» Required work
Print the entries below in their entirety, exactly as they are written.

» Information supplied

==========

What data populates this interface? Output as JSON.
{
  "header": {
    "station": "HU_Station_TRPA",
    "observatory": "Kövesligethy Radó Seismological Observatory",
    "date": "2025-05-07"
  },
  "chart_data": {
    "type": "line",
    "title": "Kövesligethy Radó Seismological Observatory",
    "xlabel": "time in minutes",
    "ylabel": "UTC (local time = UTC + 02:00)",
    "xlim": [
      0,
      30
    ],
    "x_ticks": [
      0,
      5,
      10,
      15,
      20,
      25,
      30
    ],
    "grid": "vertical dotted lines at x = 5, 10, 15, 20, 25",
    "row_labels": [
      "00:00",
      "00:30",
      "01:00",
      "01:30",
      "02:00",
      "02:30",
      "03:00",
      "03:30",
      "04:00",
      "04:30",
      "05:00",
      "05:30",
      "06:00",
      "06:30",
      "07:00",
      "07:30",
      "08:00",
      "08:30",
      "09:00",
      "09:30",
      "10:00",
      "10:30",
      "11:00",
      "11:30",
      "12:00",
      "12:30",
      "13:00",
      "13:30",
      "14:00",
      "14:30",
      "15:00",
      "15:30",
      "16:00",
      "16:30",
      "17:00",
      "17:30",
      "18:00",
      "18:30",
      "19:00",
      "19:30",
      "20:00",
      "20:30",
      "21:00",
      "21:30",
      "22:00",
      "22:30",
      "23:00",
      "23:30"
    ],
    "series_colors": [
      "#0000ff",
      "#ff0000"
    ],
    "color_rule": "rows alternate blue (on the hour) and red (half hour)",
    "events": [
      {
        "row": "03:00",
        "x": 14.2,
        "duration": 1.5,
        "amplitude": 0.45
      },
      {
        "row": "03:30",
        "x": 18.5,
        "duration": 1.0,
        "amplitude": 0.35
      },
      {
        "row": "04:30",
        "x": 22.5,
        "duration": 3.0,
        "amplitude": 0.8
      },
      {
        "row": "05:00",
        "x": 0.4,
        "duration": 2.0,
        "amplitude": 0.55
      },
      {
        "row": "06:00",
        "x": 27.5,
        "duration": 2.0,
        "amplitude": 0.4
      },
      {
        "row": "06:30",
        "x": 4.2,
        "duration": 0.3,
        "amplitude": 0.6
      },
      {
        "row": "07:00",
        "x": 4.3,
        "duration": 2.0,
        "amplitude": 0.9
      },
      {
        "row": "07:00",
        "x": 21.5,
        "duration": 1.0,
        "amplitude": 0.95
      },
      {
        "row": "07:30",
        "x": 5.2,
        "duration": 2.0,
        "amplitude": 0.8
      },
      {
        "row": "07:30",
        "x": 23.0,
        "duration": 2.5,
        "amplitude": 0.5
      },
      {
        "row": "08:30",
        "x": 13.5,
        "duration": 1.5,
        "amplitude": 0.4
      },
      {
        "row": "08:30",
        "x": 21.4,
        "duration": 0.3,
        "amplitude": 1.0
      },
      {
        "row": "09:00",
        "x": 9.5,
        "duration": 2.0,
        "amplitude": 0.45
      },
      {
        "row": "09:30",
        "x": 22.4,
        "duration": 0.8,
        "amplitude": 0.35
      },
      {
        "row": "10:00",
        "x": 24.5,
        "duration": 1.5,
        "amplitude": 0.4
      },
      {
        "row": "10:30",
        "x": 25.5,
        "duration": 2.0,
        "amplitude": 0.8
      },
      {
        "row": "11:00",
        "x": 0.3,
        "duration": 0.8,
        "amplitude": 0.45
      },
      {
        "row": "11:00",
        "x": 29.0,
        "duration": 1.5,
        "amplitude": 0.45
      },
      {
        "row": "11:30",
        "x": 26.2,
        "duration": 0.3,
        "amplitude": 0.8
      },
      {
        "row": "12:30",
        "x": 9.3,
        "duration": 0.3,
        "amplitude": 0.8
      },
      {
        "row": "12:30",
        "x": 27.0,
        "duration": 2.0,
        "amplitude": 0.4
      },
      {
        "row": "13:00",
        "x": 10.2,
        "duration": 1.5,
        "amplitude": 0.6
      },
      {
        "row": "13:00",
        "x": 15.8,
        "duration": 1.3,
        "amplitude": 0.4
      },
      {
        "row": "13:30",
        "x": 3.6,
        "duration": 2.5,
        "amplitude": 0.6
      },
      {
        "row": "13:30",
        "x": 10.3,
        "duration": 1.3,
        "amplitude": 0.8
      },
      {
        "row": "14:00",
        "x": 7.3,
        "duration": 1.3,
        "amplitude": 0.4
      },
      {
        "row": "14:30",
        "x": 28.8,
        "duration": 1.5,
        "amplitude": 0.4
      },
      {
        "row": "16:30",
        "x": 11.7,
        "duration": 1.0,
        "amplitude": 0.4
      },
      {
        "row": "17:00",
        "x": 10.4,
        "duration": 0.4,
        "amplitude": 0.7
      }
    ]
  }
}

==========

» Solution for this exercise
What data populates this interface? Output as JSON.
{
  "header": {
    "station": "HU_Station_TRPA",
    "observatory": "Kövesligethy Radó Seismological Observatory",
    "date": "2025-05-07"
  },
  "chart_data": {
    "type": "line",
    "title": "Kövesligethy Radó Seismological Observatory",
    "xlabel": "time in minutes",
    "ylabel": "UTC (local time = UTC + 02:00)",
    "xlim": [
      0,
      30
    ],
    "x_ticks": [
      0,
      5,
      10,
      15,
      20,
      25,
      30
    ],
    "grid": "vertical dotted lines at x = 5, 10, 15, 20, 25",
    "row_labels": [
      "00:00",
      "00:30",
      "01:00",
      "01:30",
      "02:00",
      "02:30",
      "03:00",
      "03:30",
      "04:00",
      "04:30",
      "05:00",
      "05:30",
      "06:00",
      "06:30",
      "07:00",
      "07:30",
      "08:00",
      "08:30",
      "09:00",
      "09:30",
      "10:00",
      "10:30",
      "11:00",
      "11:30",
      "12:00",
      "12:30",
      "13:00",
      "13:30",
      "14:00",
      "14:30",
      "15:00",
      "15:30",
      "16:00",
      "16:30",
      "17:00",
      "17:30",
      "18:00",
      "18:30",
      "19:00",
      "19:30",
      "20:00",
      "20:30",
      "21:00",
      "21:30",
      "22:00",
      "22:30",
      "23:00",
      "23:30"
    ],
    "series_colors": [
      "#0000ff",
      "#ff0000"
    ],
    "color_rule": "rows alternate blue (on the hour) and red (half hour)",
    "events": [
      {
        "row": "03:00",
        "x": 14.2,
        "duration": 1.5,
        "amplitude": 0.45
      },
      {
        "row": "03:30",
        "x": 18.5,
        "duration": 1.0,
        "amplitude": 0.35
      },
      {
        "row": "04:30",
        "x": 22.5,
        "duration": 3.0,
        "amplitude": 0.8
      },
      {
        "row": "05:00",
        "x": 0.4,
        "duration": 2.0,
        "amplitude": 0.55
      },
      {
        "row": "06:00",
        "x": 27.5,
        "duration": 2.0,
        "amplitude": 0.4
      },
      {
        "row": "06:30",
        "x": 4.2,
        "duration": 0.3,
        "amplitude": 0.6
      },
      {
        "row": "07:00",
        "x": 4.3,
        "duration": 2.0,
        "amplitude": 0.9
      },
      {
        "row": "07:00",
        "x": 21.5,
        "duration": 1.0,
        "amplitude": 0.95
      },
      {
        "row": "07:30",
        "x": 5.2,
        "duration": 2.0,
        "amplitude": 0.8
      },
      {
        "row": "07:30",
        "x": 23.0,
        "duration": 2.5,
        "amplitude": 0.5
      },
      {
        "row": "08:30",
        "x": 13.5,
        "duration": 1.5,
        "amplitude": 0.4
      },
      {
        "row": "08:30",
        "x": 21.4,
        "duration": 0.3,
        "amplitude": 1.0
      },
      {
        "row": "09:00",
        "x": 9.5,
        "duration": 2.0,
        "amplitude": 0.45
      },
      {
        "row": "09:30",
        "x": 22.4,
        "duration": 0.8,
        "amplitude": 0.35
      },
      {
        "row": "10:00",
        "x": 24.5,
        "duration": 1.5,
        "amplitude": 0.4
      },
      {
        "row": "10:30",
        "x": 25.5,
        "duration": 2.0,
        "amplitude": 0.8
      },
      {
        "row": "11:00",
        "x": 0.3,
        "duration": 0.8,
        "amplitude": 0.45
      },
      {
        "row": "11:00",
        "x": 29.0,
        "duration": 1.5,
        "amplitude": 0.45
      },
      {
        "row": "11:30",
        "x": 26.2,
        "duration": 0.3,
        "amplitude": 0.8
      },
      {
        "row": "12:30",
        "x": 9.3,
        "duration": 0.3,
        "amplitude": 0.8
      },
      {
        "row": "12:30",
        "x": 27.0,
        "duration": 2.0,
        "amplitude": 0.4
      },
      {
        "row": "13:00",
        "x": 10.2,
        "duration": 1.5,
        "amplitude": 0.6
      },
      {
        "row": "13:00",
        "x": 15.8,
        "duration": 1.3,
        "amplitude": 0.4
      },
      {
        "row": "13:30",
        "x": 3.6,
        "duration": 2.5,
        "amplitude": 0.6
      },
      {
        "row": "13:30",
        "x": 10.3,
        "duration": 1.3,
        "amplitude": 0.8
      },
      {
        "row": "14:00",
        "x": 7.3,
        "duration": 1.3,
        "amplitude": 0.4
      },
      {
        "row": "14:30",
        "x": 28.8,
        "duration": 1.5,
        "amplitude": 0.4
      },
      {
        "row": "16:30",
        "x": 11.7,
        "duration": 1.0,
        "amplitude": 0.4
      },
      {
        "row": "17:00",
        "x": 10.4,
        "duration": 0.4,
        "amplitude": 0.7
      }
    ]
  }
}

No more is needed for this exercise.